Directive:
Please reproduce, unchanged, the data from the line with "cell-date: 10/22/02 05:46" to the line with "cell-replies: (1): [751, 451, 758, 458]".

Dataset entries:
========

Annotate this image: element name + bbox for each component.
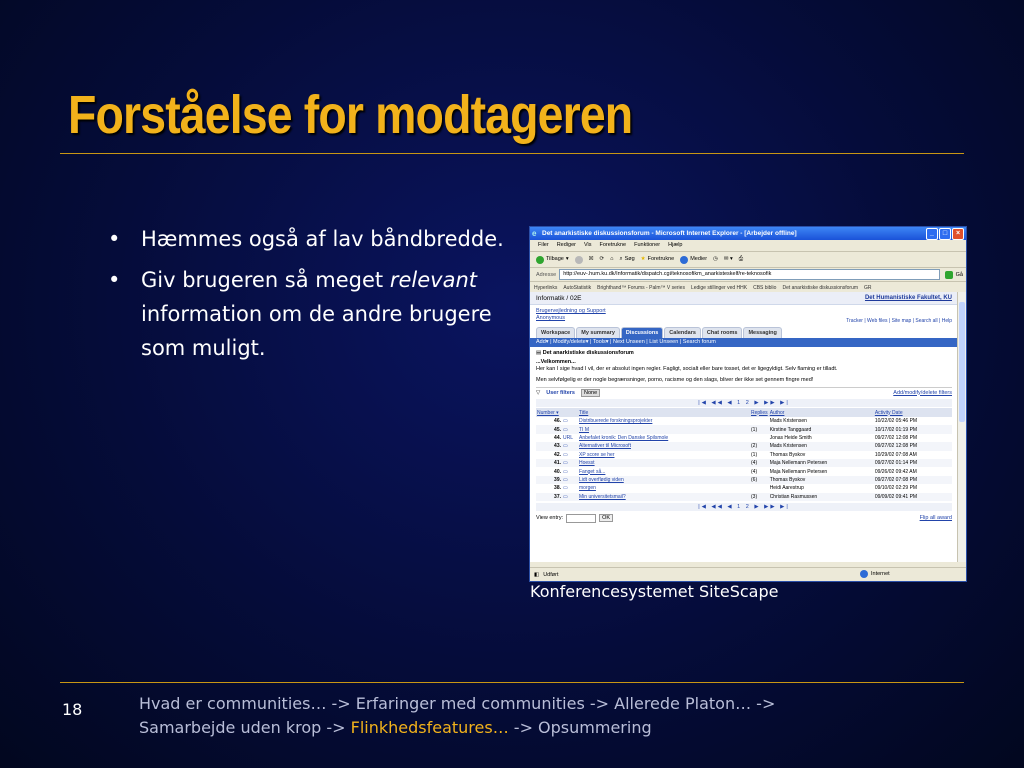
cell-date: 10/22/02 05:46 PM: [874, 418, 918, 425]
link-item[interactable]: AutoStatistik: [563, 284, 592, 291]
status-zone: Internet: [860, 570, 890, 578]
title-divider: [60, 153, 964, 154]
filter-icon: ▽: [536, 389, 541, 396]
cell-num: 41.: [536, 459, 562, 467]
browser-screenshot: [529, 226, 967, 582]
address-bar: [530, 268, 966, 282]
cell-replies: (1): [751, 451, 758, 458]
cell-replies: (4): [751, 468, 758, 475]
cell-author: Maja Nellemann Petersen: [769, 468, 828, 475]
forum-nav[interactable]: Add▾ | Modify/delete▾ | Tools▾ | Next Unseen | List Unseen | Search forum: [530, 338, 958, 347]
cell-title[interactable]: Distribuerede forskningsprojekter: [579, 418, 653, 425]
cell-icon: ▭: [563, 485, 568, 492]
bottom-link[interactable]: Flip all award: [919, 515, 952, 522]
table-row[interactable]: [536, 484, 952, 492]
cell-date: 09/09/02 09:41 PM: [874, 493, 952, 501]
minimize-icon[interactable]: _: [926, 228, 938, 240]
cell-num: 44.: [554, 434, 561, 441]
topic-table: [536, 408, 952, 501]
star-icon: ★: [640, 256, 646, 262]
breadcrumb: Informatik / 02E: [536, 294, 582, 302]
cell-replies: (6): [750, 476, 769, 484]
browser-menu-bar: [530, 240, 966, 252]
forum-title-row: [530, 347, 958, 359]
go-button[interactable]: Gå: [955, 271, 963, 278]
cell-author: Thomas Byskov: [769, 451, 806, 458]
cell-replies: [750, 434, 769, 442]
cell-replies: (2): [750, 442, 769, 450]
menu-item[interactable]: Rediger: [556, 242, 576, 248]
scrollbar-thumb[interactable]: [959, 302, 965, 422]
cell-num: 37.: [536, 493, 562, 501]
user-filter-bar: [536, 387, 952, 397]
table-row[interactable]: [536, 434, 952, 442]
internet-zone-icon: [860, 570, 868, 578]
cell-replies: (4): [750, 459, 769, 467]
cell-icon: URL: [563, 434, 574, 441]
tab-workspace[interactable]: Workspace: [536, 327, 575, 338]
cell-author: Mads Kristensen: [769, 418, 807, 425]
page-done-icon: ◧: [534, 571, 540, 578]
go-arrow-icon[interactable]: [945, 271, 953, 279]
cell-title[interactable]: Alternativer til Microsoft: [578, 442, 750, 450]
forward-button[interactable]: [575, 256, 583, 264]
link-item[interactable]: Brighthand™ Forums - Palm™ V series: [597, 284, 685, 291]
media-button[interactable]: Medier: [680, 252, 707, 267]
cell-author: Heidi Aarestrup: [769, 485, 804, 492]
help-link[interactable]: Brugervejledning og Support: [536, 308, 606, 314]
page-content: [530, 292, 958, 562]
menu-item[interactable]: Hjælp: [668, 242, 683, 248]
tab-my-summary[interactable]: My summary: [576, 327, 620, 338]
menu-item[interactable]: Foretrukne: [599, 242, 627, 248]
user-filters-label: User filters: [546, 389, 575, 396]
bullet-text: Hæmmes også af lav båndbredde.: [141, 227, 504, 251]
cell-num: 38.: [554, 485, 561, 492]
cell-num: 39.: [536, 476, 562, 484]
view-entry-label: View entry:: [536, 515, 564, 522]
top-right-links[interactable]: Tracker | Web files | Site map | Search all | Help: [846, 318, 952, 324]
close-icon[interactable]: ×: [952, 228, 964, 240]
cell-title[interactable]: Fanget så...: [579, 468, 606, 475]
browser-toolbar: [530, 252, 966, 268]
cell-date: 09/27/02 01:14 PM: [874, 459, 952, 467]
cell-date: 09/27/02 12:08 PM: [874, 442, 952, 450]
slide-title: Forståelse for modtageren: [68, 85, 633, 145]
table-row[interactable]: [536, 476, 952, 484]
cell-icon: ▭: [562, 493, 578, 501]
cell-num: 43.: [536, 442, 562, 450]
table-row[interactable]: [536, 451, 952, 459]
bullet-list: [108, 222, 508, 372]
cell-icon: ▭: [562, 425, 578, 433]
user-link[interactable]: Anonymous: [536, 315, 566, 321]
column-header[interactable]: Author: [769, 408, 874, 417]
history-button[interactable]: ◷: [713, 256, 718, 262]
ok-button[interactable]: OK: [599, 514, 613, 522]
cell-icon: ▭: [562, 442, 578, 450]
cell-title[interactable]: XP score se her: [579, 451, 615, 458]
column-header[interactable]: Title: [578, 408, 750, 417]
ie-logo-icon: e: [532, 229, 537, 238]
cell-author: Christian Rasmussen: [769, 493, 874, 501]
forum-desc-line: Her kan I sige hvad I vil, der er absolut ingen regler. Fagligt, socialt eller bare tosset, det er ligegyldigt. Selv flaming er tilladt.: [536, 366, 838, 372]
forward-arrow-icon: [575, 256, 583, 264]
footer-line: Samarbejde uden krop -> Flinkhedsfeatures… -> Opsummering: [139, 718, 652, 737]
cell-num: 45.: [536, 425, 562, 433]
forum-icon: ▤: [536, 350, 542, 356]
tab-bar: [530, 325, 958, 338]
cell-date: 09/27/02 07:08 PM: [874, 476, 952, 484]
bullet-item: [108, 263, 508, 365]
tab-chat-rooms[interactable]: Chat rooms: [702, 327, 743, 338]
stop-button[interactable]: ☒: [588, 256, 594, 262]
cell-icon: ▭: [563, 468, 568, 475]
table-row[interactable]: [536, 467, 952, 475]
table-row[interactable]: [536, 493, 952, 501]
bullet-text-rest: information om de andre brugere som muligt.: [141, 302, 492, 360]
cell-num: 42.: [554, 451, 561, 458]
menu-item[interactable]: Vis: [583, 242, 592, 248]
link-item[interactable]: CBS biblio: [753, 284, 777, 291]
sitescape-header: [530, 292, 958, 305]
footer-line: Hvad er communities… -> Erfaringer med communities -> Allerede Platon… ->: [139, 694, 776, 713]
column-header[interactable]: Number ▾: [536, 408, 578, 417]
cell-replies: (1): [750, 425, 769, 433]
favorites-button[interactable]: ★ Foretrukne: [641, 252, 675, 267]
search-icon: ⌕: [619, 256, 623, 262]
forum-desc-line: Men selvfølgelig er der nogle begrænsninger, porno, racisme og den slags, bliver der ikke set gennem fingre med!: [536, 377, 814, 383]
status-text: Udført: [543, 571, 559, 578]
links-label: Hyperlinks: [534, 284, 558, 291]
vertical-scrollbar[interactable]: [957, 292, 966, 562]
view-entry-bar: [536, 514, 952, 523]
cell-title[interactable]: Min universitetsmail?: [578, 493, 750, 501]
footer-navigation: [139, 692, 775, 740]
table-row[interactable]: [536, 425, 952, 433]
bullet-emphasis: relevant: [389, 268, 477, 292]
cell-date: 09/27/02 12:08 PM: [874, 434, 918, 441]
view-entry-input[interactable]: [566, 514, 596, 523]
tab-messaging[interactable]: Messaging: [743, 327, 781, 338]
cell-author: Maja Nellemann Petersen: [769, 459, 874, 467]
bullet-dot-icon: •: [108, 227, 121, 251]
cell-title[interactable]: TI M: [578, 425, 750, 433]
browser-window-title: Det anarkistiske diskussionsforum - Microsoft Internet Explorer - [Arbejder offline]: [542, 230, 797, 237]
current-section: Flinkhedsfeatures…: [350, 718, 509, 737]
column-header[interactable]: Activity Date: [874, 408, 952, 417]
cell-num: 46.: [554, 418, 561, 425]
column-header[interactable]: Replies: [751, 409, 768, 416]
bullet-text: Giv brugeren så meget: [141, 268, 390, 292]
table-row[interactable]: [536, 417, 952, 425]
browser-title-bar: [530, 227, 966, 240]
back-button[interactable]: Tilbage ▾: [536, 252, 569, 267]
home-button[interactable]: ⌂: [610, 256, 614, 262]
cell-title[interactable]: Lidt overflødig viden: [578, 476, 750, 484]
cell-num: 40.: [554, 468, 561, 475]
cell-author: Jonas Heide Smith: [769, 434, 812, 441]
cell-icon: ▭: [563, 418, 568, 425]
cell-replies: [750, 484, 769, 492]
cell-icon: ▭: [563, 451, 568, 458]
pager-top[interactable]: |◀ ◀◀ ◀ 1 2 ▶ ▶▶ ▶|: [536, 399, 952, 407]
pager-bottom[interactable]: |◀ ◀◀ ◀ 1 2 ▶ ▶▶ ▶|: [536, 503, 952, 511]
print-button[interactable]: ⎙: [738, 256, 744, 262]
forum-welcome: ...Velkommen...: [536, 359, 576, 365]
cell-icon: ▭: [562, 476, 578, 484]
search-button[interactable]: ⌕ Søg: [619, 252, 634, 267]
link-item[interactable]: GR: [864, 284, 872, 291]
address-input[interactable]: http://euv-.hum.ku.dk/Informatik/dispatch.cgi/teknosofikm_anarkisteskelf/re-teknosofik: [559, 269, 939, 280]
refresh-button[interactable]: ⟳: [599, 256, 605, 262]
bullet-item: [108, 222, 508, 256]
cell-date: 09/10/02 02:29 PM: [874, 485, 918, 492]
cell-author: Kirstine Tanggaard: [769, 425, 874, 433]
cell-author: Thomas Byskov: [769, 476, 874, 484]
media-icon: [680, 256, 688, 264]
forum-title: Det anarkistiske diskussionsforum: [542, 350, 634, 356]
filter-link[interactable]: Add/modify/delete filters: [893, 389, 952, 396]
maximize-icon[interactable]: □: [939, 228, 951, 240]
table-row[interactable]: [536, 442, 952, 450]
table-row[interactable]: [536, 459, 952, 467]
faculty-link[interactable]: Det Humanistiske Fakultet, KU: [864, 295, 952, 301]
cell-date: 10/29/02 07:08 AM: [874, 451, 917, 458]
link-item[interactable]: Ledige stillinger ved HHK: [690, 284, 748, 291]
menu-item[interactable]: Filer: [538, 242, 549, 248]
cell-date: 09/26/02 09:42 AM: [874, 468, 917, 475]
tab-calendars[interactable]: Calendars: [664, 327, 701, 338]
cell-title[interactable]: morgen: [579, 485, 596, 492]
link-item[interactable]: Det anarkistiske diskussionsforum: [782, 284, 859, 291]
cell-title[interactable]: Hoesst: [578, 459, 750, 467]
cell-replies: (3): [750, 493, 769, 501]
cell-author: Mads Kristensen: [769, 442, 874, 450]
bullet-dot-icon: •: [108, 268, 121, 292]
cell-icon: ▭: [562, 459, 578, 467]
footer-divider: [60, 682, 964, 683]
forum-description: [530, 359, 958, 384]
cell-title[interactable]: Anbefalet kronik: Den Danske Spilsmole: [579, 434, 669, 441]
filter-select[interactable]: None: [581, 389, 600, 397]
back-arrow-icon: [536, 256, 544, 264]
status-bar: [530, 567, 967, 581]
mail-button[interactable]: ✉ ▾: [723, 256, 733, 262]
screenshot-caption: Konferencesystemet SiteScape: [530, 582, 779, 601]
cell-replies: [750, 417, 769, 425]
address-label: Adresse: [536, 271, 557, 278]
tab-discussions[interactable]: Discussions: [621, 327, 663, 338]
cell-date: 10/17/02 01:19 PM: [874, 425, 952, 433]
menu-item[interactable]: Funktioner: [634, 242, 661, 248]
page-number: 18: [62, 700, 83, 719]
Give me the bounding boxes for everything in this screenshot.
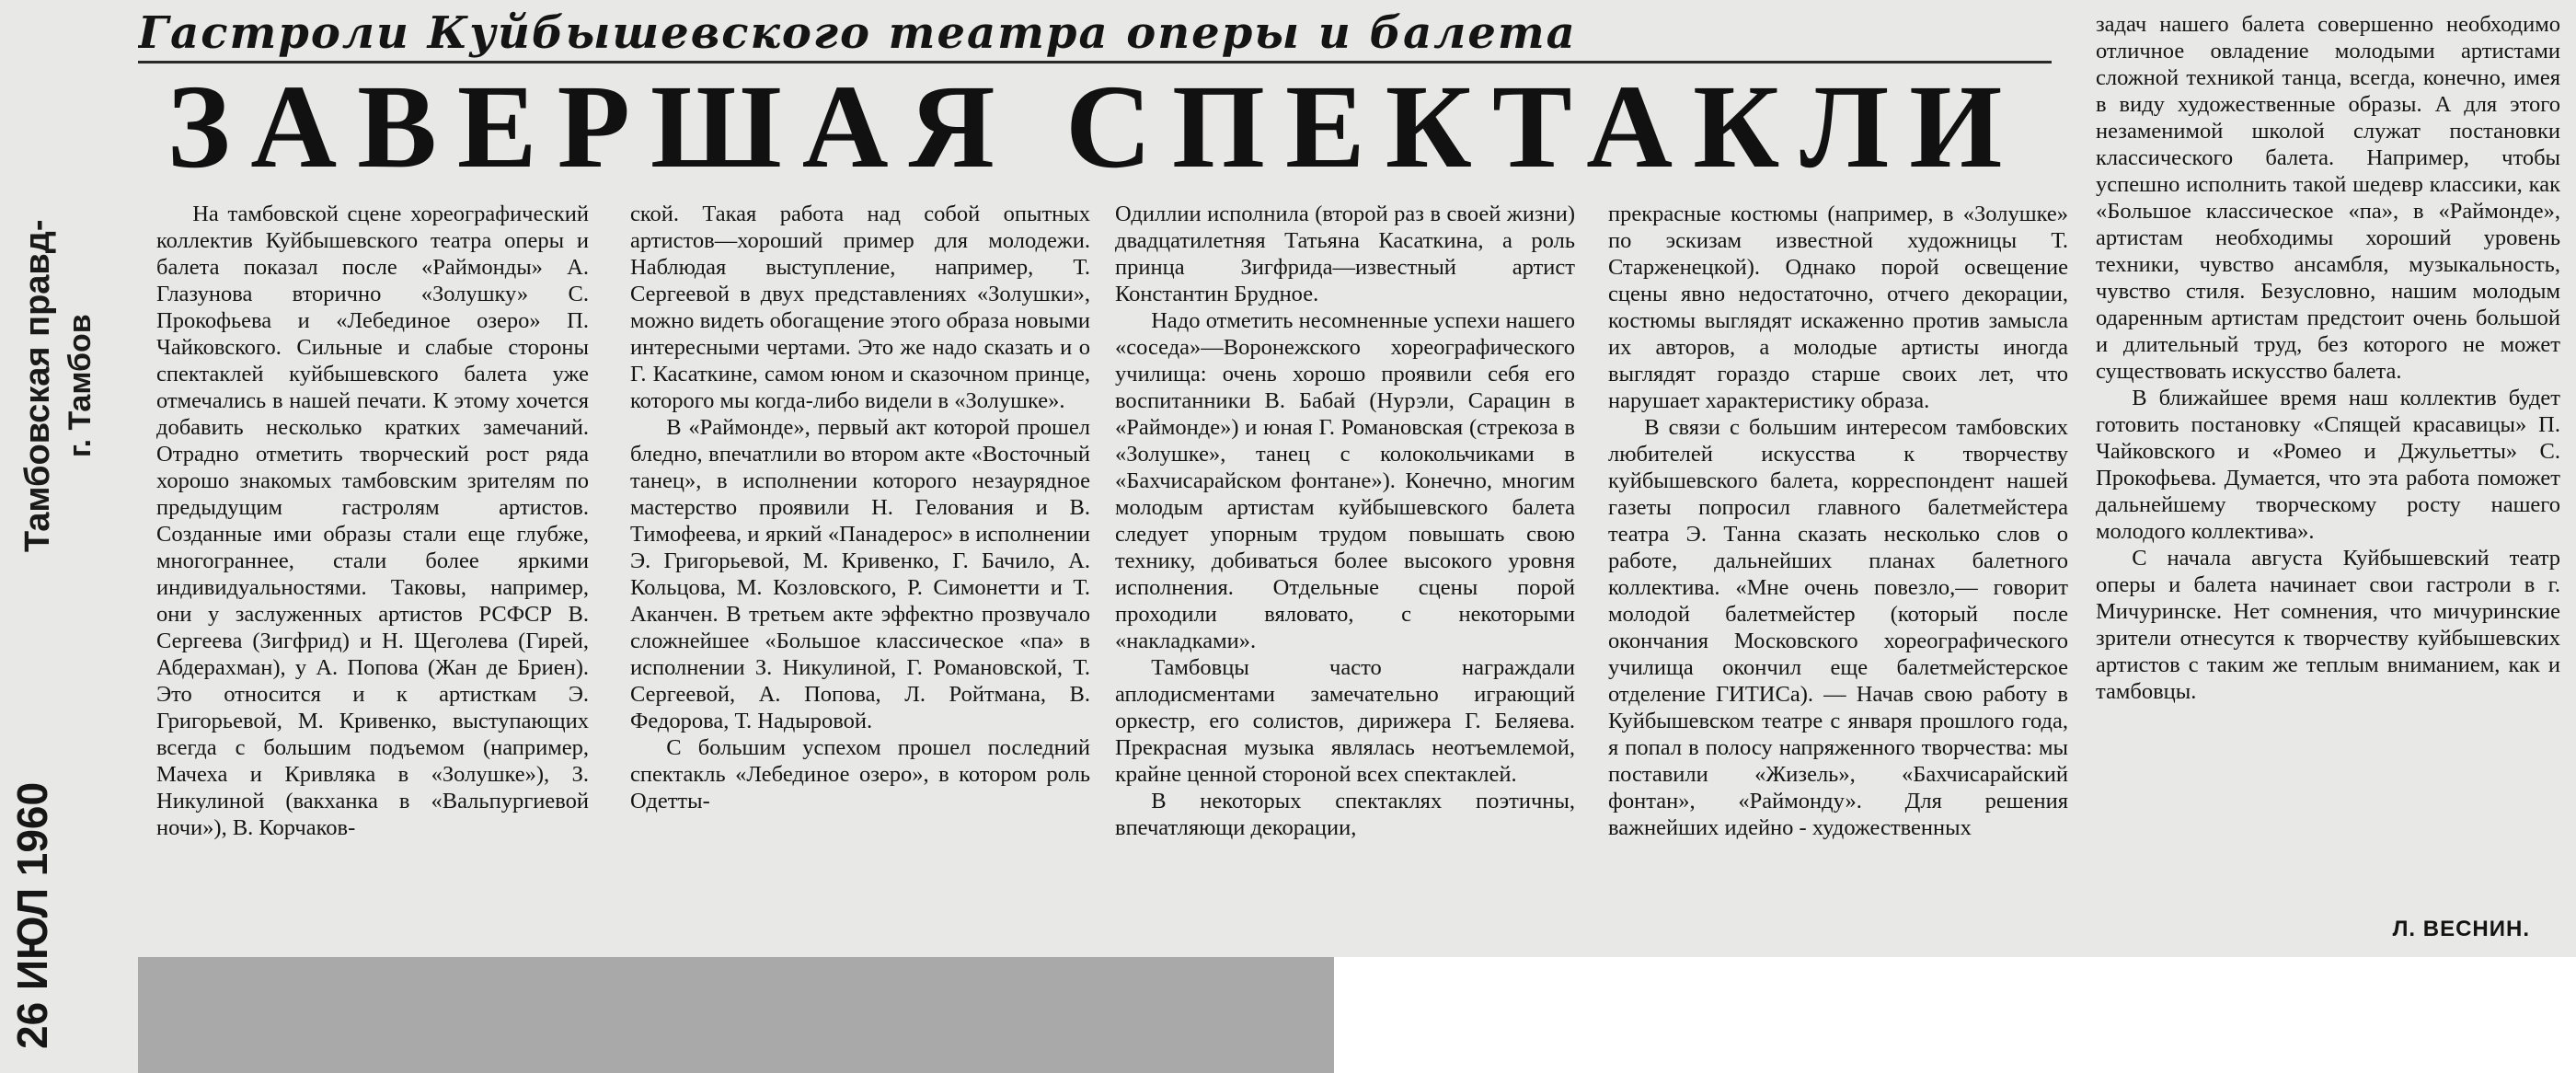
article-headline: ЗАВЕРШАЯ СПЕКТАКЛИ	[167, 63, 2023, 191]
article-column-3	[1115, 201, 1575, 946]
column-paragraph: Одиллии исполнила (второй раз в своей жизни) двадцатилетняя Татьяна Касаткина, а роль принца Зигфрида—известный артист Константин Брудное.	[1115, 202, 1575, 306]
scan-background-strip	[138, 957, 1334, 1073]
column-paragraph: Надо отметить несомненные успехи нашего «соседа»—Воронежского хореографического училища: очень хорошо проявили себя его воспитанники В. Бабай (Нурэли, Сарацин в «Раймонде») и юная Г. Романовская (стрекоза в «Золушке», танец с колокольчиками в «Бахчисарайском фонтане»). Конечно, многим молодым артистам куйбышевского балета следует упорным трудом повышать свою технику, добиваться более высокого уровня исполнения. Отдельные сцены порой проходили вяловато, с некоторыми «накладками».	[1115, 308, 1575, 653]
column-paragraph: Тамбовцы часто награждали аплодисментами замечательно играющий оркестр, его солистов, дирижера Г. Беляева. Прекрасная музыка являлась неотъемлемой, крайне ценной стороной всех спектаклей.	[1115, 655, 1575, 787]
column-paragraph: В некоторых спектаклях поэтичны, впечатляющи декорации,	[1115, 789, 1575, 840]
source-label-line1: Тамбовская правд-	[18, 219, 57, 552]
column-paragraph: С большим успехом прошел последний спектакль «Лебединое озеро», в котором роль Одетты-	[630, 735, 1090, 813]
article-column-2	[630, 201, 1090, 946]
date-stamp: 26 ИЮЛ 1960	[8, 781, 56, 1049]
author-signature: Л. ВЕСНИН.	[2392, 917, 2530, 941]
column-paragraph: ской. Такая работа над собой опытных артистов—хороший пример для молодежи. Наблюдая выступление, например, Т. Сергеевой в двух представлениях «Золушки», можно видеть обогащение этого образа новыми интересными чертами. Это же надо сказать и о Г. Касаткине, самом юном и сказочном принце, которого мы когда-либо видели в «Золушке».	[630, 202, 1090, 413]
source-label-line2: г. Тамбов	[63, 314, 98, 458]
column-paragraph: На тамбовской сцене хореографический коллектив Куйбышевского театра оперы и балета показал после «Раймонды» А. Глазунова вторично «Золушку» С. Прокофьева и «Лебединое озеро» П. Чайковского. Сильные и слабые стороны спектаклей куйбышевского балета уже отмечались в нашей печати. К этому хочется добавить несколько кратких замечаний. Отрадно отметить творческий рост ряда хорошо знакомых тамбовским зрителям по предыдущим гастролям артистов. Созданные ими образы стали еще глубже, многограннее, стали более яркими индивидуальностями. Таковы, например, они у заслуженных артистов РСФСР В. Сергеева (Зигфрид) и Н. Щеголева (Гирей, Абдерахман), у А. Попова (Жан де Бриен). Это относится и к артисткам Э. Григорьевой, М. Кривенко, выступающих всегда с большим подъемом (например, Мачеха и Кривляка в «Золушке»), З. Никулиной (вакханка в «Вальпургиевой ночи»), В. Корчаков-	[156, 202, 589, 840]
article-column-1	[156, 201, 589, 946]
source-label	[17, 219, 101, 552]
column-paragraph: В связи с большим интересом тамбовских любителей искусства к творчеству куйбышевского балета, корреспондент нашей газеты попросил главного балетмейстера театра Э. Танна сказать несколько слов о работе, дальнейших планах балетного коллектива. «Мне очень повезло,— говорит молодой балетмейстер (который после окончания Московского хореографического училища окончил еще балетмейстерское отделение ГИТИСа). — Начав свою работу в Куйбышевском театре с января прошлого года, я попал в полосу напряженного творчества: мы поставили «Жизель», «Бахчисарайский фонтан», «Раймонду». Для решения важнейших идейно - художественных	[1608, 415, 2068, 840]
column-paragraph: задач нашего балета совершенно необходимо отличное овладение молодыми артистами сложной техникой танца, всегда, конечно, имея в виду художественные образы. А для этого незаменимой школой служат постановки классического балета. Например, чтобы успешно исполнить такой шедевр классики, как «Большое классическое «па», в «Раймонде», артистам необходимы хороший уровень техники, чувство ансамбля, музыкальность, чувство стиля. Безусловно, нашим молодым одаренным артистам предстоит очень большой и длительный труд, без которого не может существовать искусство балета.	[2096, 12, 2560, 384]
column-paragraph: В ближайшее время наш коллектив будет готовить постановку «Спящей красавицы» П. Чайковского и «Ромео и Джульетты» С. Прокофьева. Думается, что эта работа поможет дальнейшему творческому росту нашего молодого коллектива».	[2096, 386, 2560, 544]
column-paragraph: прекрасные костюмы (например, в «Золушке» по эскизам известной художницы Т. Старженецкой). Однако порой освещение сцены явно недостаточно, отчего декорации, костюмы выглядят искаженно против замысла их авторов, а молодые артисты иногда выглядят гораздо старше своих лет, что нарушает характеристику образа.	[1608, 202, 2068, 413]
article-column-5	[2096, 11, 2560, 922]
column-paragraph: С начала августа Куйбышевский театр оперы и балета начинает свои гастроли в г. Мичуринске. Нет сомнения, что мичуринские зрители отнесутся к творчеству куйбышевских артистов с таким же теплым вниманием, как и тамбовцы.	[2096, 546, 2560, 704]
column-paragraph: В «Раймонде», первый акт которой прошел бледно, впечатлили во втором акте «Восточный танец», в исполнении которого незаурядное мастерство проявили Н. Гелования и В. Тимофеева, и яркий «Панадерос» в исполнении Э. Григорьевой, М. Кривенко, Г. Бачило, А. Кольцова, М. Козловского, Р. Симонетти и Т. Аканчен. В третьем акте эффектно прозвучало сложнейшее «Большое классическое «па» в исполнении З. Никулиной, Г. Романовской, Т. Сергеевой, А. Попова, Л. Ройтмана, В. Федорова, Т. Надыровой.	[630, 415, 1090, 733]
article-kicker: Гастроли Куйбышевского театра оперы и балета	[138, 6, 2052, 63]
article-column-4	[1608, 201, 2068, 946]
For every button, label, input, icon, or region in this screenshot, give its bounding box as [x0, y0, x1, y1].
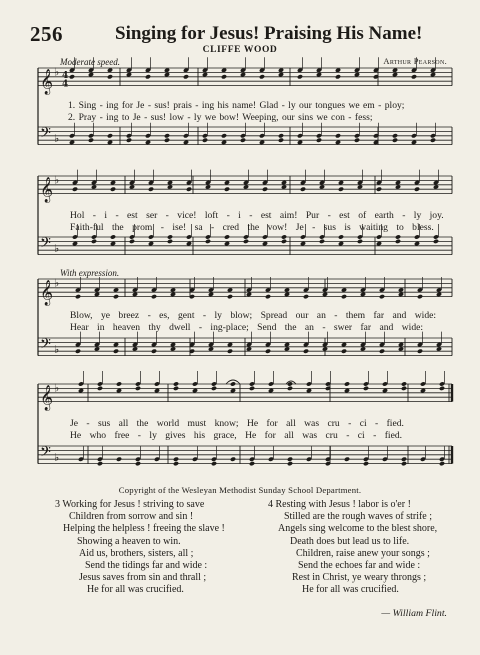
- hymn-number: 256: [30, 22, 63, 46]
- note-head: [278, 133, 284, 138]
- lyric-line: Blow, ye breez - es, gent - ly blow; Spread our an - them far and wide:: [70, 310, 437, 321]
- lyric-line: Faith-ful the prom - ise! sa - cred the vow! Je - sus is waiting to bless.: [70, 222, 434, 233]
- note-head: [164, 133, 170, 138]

========

Full response:
cell-date: 10/22/02 05:46 PM: [874, 418, 918, 425]
link-item[interactable]: AutoStatistik: [563, 284, 592, 291]
status-zone: Internet: [860, 570, 890, 578]
title-divider: [60, 153, 964, 154]
filter-icon: ▽: [536, 389, 541, 396]
cell-num: 41.: [536, 459, 562, 467]
browser-screenshot: [529, 226, 967, 582]
address-bar: [530, 268, 966, 282]
cell-replies: (1): [751, 451, 758, 458]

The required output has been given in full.